** BEGIN Given entries **
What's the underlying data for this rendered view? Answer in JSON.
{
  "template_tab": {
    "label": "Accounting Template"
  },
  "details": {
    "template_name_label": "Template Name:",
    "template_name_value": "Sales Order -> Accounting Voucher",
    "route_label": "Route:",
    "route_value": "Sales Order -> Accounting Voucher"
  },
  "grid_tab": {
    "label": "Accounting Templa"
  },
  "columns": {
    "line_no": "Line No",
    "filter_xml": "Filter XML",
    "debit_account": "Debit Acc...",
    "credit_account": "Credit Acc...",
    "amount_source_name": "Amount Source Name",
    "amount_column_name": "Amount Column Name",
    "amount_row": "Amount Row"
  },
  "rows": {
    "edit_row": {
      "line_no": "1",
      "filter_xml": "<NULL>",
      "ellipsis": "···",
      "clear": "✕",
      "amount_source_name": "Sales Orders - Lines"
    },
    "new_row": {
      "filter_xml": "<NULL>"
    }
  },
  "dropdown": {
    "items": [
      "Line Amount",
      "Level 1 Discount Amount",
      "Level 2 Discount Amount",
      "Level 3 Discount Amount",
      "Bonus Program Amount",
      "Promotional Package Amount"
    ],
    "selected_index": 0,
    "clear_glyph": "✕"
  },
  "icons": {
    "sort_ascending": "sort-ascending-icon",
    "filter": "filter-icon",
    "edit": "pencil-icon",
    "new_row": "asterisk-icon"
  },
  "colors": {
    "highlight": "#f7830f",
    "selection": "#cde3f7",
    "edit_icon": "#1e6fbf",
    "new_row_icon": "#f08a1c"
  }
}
** END Given entries **
Directive:
Go through the data and return every record exactly.

Output of the task:
What's the underlying data for this rendered view? Answer in JSON.
{
  "template_tab": {
    "label": "Accounting Template"
  },
  "details": {
    "template_name_label": "Template Name:",
    "template_name_value": "Sales Order -> Accounting Voucher",
    "route_label": "Route:",
    "route_value": "Sales Order -> Accounting Voucher"
  },
  "grid_tab": {
    "label": "Accounting Templa"
  },
  "columns": {
    "line_no": "Line No",
    "filter_xml": "Filter XML",
    "debit_account": "Debit Acc...",
    "credit_account": "Credit Acc...",
    "amount_source_name": "Amount Source Name",
    "amount_column_name": "Amount Column Name",
    "amount_row": "Amount Row"
  },
  "rows": {
    "edit_row": {
      "line_no": "1",
      "filter_xml": "<NULL>",
      "ellipsis": "···",
      "clear": "✕",
      "amount_source_name": "Sales Orders - Lines"
    },
    "new_row": {
      "filter_xml": "<NULL>"
    }
  },
  "dropdown": {
    "items": [
      "Line Amount",
      "Level 1 Discount Amount",
      "Level 2 Discount Amount",
      "Level 3 Discount Amount",
      "Bonus Program Amount",
      "Promotional Package Amount"
    ],
    "selected_index": 0,
    "clear_glyph": "✕"
  },
  "icons": {
    "sort_ascending": "sort-ascending-icon",
    "filter": "filter-icon",
    "edit": "pencil-icon",
    "new_row": "asterisk-icon"
  },
  "colors": {
    "highlight": "#f7830f",
    "selection": "#cde3f7",
    "edit_icon": "#1e6fbf",
    "new_row_icon": "#f08a1c"
  }
}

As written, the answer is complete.